Exercise goal
Repeat, without any change, the entries presented below.

BEGIN Entries

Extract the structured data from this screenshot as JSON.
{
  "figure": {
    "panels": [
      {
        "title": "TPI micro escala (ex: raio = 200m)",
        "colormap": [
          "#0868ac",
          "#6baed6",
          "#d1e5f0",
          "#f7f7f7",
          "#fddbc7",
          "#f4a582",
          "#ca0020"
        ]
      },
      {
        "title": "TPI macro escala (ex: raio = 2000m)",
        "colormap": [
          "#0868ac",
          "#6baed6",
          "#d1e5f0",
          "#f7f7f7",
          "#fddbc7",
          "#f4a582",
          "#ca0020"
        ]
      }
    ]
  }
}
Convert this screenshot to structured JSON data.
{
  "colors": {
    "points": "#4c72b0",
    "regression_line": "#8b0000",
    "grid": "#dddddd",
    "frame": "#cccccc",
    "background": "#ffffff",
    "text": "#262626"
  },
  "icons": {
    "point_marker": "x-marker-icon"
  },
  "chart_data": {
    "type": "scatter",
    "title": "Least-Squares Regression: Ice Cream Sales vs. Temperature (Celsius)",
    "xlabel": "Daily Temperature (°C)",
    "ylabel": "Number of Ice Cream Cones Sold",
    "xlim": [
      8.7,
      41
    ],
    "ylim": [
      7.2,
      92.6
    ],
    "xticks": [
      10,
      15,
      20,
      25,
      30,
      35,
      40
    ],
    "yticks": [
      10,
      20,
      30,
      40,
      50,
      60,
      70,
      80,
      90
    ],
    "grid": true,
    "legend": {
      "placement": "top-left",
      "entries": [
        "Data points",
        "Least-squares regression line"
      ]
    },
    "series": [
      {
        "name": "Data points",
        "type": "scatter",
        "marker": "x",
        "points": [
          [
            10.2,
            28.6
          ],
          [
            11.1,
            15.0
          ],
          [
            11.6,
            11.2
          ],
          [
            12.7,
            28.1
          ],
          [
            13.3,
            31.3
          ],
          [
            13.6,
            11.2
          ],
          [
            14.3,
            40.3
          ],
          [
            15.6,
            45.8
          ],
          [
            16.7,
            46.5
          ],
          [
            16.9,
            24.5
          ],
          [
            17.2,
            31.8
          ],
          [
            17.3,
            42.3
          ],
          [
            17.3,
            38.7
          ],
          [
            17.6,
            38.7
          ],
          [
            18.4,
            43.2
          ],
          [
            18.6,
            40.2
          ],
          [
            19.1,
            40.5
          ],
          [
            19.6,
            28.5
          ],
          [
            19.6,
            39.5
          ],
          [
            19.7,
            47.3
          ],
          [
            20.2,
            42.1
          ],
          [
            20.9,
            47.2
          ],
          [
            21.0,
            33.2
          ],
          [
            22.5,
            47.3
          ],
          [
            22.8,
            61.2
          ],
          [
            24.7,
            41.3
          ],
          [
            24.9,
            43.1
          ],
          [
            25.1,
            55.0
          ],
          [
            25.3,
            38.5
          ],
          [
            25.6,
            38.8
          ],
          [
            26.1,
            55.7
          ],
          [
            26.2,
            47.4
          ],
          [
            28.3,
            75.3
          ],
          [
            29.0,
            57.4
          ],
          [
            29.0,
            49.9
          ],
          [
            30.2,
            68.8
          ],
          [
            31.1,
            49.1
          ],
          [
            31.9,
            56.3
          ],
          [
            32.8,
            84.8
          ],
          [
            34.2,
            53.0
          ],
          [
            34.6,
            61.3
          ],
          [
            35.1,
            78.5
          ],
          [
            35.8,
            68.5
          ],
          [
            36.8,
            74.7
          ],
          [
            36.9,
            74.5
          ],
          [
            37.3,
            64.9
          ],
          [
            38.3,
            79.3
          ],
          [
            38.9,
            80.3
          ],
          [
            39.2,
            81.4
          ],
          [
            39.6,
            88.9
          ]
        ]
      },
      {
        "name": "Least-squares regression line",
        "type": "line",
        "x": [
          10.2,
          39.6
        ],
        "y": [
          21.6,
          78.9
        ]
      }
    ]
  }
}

END Entries

Result of the exercise
Extract the structured data from this screenshot as JSON.
{
  "figure": {
    "panels": [
      {
        "title": "TPI micro escala (ex: raio = 200m)",
        "colormap": [
          "#0868ac",
          "#6baed6",
          "#d1e5f0",
          "#f7f7f7",
          "#fddbc7",
          "#f4a582",
          "#ca0020"
        ]
      },
      {
        "title": "TPI macro escala (ex: raio = 2000m)",
        "colormap": [
          "#0868ac",
          "#6baed6",
          "#d1e5f0",
          "#f7f7f7",
          "#fddbc7",
          "#f4a582",
          "#ca0020"
        ]
      }
    ]
  }
}
Convert this screenshot to structured JSON data.
{
  "colors": {
    "points": "#4c72b0",
    "regression_line": "#8b0000",
    "grid": "#dddddd",
    "frame": "#cccccc",
    "background": "#ffffff",
    "text": "#262626"
  },
  "icons": {
    "point_marker": "x-marker-icon"
  },
  "chart_data": {
    "type": "scatter",
    "title": "Least-Squares Regression: Ice Cream Sales vs. Temperature (Celsius)",
    "xlabel": "Daily Temperature (°C)",
    "ylabel": "Number of Ice Cream Cones Sold",
    "xlim": [
      8.7,
      41
    ],
    "ylim": [
      7.2,
      92.6
    ],
    "xticks": [
      10,
      15,
      20,
      25,
      30,
      35,
      40
    ],
    "yticks": [
      10,
      20,
      30,
      40,
      50,
      60,
      70,
      80,
      90
    ],
    "grid": true,
    "legend": {
      "placement": "top-left",
      "entries": [
        "Data points",
        "Least-squares regression line"
      ]
    },
    "series": [
      {
        "name": "Data points",
        "type": "scatter",
        "marker": "x",
        "points": [
          [
            10.2,
            28.6
          ],
          [
            11.1,
            15.0
          ],
          [
            11.6,
            11.2
          ],
          [
            12.7,
            28.1
          ],
          [
            13.3,
            31.3
          ],
          [
            13.6,
            11.2
          ],
          [
            14.3,
            40.3
          ],
          [
            15.6,
            45.8
          ],
          [
            16.7,
            46.5
          ],
          [
            16.9,
            24.5
          ],
          [
            17.2,
            31.8
          ],
          [
            17.3,
            42.3
          ],
          [
            17.3,
            38.7
          ],
          [
            17.6,
            38.7
          ],
          [
            18.4,
            43.2
          ],
          [
            18.6,
            40.2
          ],
          [
            19.1,
            40.5
          ],
          [
            19.6,
            28.5
          ],
          [
            19.6,
            39.5
          ],
          [
            19.7,
            47.3
          ],
          [
            20.2,
            42.1
          ],
          [
            20.9,
            47.2
          ],
          [
            21.0,
            33.2
          ],
          [
            22.5,
            47.3
          ],
          [
            22.8,
            61.2
          ],
          [
            24.7,
            41.3
          ],
          [
            24.9,
            43.1
          ],
          [
            25.1,
            55.0
          ],
          [
            25.3,
            38.5
          ],
          [
            25.6,
            38.8
          ],
          [
            26.1,
            55.7
          ],
          [
            26.2,
            47.4
          ],
          [
            28.3,
            75.3
          ],
          [
            29.0,
            57.4
          ],
          [
            29.0,
            49.9
          ],
          [
            30.2,
            68.8
          ],
          [
            31.1,
            49.1
          ],
          [
            31.9,
            56.3
          ],
          [
            32.8,
            84.8
          ],
          [
            34.2,
            53.0
          ],
          [
            34.6,
            61.3
          ],
          [
            35.1,
            78.5
          ],
          [
            35.8,
            68.5
          ],
          [
            36.8,
            74.7
          ],
          [
            36.9,
            74.5
          ],
          [
            37.3,
            64.9
          ],
          [
            38.3,
            79.3
          ],
          [
            38.9,
            80.3
          ],
          [
            39.2,
            81.4
          ],
          [
            39.6,
            88.9
          ]
        ]
      },
      {
        "name": "Least-squares regression line",
        "type": "line",
        "x": [
          10.2,
          39.6
        ],
        "y": [
          21.6,
          78.9
        ]
      }
    ]
  }
}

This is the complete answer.